What needs to be done =>
Transcribe all records exactly.

Record set =>
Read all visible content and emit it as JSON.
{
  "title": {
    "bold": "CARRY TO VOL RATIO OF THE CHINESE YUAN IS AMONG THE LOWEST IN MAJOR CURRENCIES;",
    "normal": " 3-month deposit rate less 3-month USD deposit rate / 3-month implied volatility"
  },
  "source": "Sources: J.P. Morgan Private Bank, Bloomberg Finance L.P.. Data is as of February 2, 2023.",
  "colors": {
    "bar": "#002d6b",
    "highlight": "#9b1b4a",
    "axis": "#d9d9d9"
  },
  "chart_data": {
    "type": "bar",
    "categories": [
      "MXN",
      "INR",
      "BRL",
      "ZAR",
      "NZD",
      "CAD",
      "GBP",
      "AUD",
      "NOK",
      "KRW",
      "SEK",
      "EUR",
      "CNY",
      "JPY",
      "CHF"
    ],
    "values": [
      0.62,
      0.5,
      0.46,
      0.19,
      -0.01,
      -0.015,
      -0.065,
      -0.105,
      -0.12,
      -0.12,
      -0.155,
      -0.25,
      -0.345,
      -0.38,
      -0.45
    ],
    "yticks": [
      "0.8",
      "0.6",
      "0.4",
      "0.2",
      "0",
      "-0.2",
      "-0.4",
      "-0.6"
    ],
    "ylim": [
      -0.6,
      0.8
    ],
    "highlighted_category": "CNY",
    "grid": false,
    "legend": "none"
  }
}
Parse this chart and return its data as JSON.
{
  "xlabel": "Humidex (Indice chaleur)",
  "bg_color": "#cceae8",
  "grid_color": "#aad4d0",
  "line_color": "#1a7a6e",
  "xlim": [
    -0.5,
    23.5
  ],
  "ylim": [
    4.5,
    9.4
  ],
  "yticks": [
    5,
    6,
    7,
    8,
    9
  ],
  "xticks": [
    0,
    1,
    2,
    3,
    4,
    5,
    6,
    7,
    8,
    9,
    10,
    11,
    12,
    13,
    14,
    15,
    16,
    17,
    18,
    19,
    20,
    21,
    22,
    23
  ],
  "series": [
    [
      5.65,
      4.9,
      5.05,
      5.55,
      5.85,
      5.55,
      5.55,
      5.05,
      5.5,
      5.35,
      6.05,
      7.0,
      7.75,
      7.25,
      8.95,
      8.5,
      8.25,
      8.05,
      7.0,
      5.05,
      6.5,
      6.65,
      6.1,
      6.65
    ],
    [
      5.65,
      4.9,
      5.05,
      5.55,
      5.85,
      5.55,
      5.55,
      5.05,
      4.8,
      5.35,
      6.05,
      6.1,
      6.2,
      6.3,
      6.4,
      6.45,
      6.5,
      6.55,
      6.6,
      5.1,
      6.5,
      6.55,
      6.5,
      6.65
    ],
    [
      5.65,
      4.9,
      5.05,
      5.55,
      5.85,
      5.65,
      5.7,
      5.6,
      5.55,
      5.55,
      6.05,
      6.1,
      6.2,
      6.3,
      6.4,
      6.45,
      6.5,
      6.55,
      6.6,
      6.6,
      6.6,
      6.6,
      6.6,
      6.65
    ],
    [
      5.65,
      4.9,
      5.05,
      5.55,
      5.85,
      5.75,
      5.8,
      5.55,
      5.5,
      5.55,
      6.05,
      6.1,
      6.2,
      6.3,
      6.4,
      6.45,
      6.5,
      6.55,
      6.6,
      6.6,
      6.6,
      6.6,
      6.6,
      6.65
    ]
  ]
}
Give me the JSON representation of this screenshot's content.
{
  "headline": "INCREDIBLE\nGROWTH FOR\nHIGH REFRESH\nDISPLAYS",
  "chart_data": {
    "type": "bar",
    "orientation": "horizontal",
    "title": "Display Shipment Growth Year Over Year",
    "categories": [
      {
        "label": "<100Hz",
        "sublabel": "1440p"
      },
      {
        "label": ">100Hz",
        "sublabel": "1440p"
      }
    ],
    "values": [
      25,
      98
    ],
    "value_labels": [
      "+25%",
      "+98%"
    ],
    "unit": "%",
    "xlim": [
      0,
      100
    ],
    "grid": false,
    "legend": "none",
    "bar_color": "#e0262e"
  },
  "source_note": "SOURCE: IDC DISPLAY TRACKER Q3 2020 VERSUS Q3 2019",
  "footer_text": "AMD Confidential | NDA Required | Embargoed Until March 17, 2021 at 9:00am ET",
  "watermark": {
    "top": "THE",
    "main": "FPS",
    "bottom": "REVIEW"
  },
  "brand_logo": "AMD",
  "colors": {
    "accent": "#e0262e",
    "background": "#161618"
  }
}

Answer for this exercise =>
Read all visible content and emit it as JSON.
{
  "title": {
    "bold": "CARRY TO VOL RATIO OF THE CHINESE YUAN IS AMONG THE LOWEST IN MAJOR CURRENCIES;",
    "normal": " 3-month deposit rate less 3-month USD deposit rate / 3-month implied volatility"
  },
  "source": "Sources: J.P. Morgan Private Bank, Bloomberg Finance L.P.. Data is as of February 2, 2023.",
  "colors": {
    "bar": "#002d6b",
    "highlight": "#9b1b4a",
    "axis": "#d9d9d9"
  },
  "chart_data": {
    "type": "bar",
    "categories": [
      "MXN",
      "INR",
      "BRL",
      "ZAR",
      "NZD",
      "CAD",
      "GBP",
      "AUD",
      "NOK",
      "KRW",
      "SEK",
      "EUR",
      "CNY",
      "JPY",
      "CHF"
    ],
    "values": [
      0.62,
      0.5,
      0.46,
      0.19,
      -0.01,
      -0.015,
      -0.065,
      -0.105,
      -0.12,
      -0.12,
      -0.155,
      -0.25,
      -0.345,
      -0.38,
      -0.45
    ],
    "yticks": [
      "0.8",
      "0.6",
      "0.4",
      "0.2",
      "0",
      "-0.2",
      "-0.4",
      "-0.6"
    ],
    "ylim": [
      -0.6,
      0.8
    ],
    "highlighted_category": "CNY",
    "grid": false,
    "legend": "none"
  }
}
Parse this chart and return its data as JSON.
{
  "xlabel": "Humidex (Indice chaleur)",
  "bg_color": "#cceae8",
  "grid_color": "#aad4d0",
  "line_color": "#1a7a6e",
  "xlim": [
    -0.5,
    23.5
  ],
  "ylim": [
    4.5,
    9.4
  ],
  "yticks": [
    5,
    6,
    7,
    8,
    9
  ],
  "xticks": [
    0,
    1,
    2,
    3,
    4,
    5,
    6,
    7,
    8,
    9,
    10,
    11,
    12,
    13,
    14,
    15,
    16,
    17,
    18,
    19,
    20,
    21,
    22,
    23
  ],
  "series": [
    [
      5.65,
      4.9,
      5.05,
      5.55,
      5.85,
      5.55,
      5.55,
      5.05,
      5.5,
      5.35,
      6.05,
      7.0,
      7.75,
      7.25,
      8.95,
      8.5,
      8.25,
      8.05,
      7.0,
      5.05,
      6.5,
      6.65,
      6.1,
      6.65
    ],
    [
      5.65,
      4.9,
      5.05,
      5.55,
      5.85,
      5.55,
      5.55,
      5.05,
      4.8,
      5.35,
      6.05,
      6.1,
      6.2,
      6.3,
      6.4,
      6.45,
      6.5,
      6.55,
      6.6,
      5.1,
      6.5,
      6.55,
      6.5,
      6.65
    ],
    [
      5.65,
      4.9,
      5.05,
      5.55,
      5.85,
      5.65,
      5.7,
      5.6,
      5.55,
      5.55,
      6.05,
      6.1,
      6.2,
      6.3,
      6.4,
      6.45,
      6.5,
      6.55,
      6.6,
      6.6,
      6.6,
      6.6,
      6.6,
      6.65
    ],
    [
      5.65,
      4.9,
      5.05,
      5.55,
      5.85,
      5.75,
      5.8,
      5.55,
      5.5,
      5.55,
      6.05,
      6.1,
      6.2,
      6.3,
      6.4,
      6.45,
      6.5,
      6.55,
      6.6,
      6.6,
      6.6,
      6.6,
      6.6,
      6.65
    ]
  ]
}
Give me the JSON representation of this screenshot's content.
{
  "headline": "INCREDIBLE\nGROWTH FOR\nHIGH REFRESH\nDISPLAYS",
  "chart_data": {
    "type": "bar",
    "orientation": "horizontal",
    "title": "Display Shipment Growth Year Over Year",
    "categories": [
      {
        "label": "<100Hz",
        "sublabel": "1440p"
      },
      {
        "label": ">100Hz",
        "sublabel": "1440p"
      }
    ],
    "values": [
      25,
      98
    ],
    "value_labels": [
      "+25%",
      "+98%"
    ],
    "unit": "%",
    "xlim": [
      0,
      100
    ],
    "grid": false,
    "legend": "none",
    "bar_color": "#e0262e"
  },
  "source_note": "SOURCE: IDC DISPLAY TRACKER Q3 2020 VERSUS Q3 2019",
  "footer_text": "AMD Confidential | NDA Required | Embargoed Until March 17, 2021 at 9:00am ET",
  "watermark": {
    "top": "THE",
    "main": "FPS",
    "bottom": "REVIEW"
  },
  "brand_logo": "AMD",
  "colors": {
    "accent": "#e0262e",
    "background": "#161618"
  }
}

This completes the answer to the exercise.